## BEGIN Material

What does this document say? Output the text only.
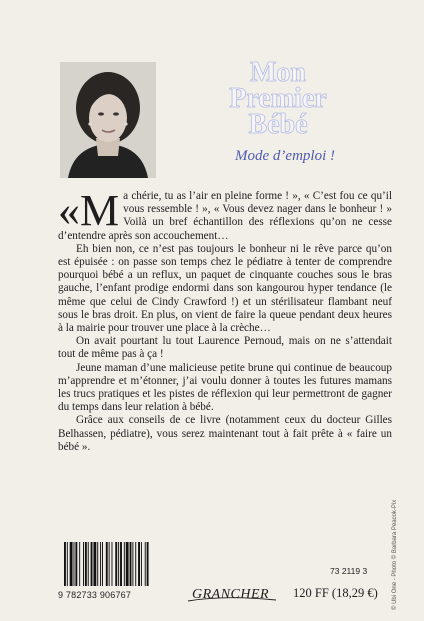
Mon
Premier
Bébé
Mode d’emploi !

«Ma chérie, tu as l’air en pleine forme ! », « C’est fou ce qu’il vous ressemble ! », « Vous devez nager dans le bonheur ! » Voilà un bref échantillon des réflexions qu’on ne cesse d’entendre après son accouchement…

Eh bien non, ce n’est pas toujours le bonheur ni le rêve parce qu’on est épuisée : on passe son temps chez le pédiatre à tenter de comprendre pourquoi bébé a un reflux, un paquet de cinquante couches sous le bras gauche, l’enfant prodige endormi dans son kangourou hyper tendance (le même que celui de Cindy Crawford !) et un stérilisateur flambant neuf sous le bras droit. En plus, on vient de faire la queue pendant deux heures à la mairie pour trouver une place à la crèche…

On avait pourtant lu tout Laurence Pernoud, mais on ne s’attendait tout de même pas à ça !

Jeune maman d’une malicieuse petite brune qui continue de beaucoup m’apprendre et m’étonner, j’ai voulu donner à toutes les futures mamans les trucs pratiques et les pistes de réflexion qui leur permettront de gagner du temps dans leur relation à bébé.

Grâce aux conseils de ce livre (notamment ceux du docteur Gilles Belhassen, pédiatre), vous serez maintenant tout à fait prête à « faire un bébé ».

© Ubi One - Photo © Barbara Peacok-Pix
9 782733 906767	GRANCHER
73 2119 3
120 FF (18,29 €)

## END Material

_What is asked_
Transcribe the whole listing exactly. Pictures stay out of your copy.

_Solved problem_
What does this document say? Output the text only.
Mon
Premier
Bébé
Mode d’emploi !

«Ma chérie, tu as l’air en pleine forme ! », « C’est fou ce qu’il vous ressemble ! », « Vous devez nager dans le bonheur ! » Voilà un bref échantillon des réflexions qu’on ne cesse d’entendre après son accouchement…

Eh bien non, ce n’est pas toujours le bonheur ni le rêve parce qu’on est épuisée : on passe son temps chez le pédiatre à tenter de comprendre pourquoi bébé a un reflux, un paquet de cinquante couches sous le bras gauche, l’enfant prodige endormi dans son kangourou hyper tendance (le même que celui de Cindy Crawford !) et un stérilisateur flambant neuf sous le bras droit. En plus, on vient de faire la queue pendant deux heures à la mairie pour trouver une place à la crèche…

On avait pourtant lu tout Laurence Pernoud, mais on ne s’attendait tout de même pas à ça !

Jeune maman d’une malicieuse petite brune qui continue de beaucoup m’apprendre et m’étonner, j’ai voulu donner à toutes les futures mamans les trucs pratiques et les pistes de réflexion qui leur permettront de gagner du temps dans leur relation à bébé.

Grâce aux conseils de ce livre (notamment ceux du docteur Gilles Belhassen, pédiatre), vous serez maintenant tout à fait prête à « faire un bébé ».

© Ubi One - Photo © Barbara Peacok-Pix
9 782733 906767	GRANCHER
73 2119 3
120 FF (18,29 €)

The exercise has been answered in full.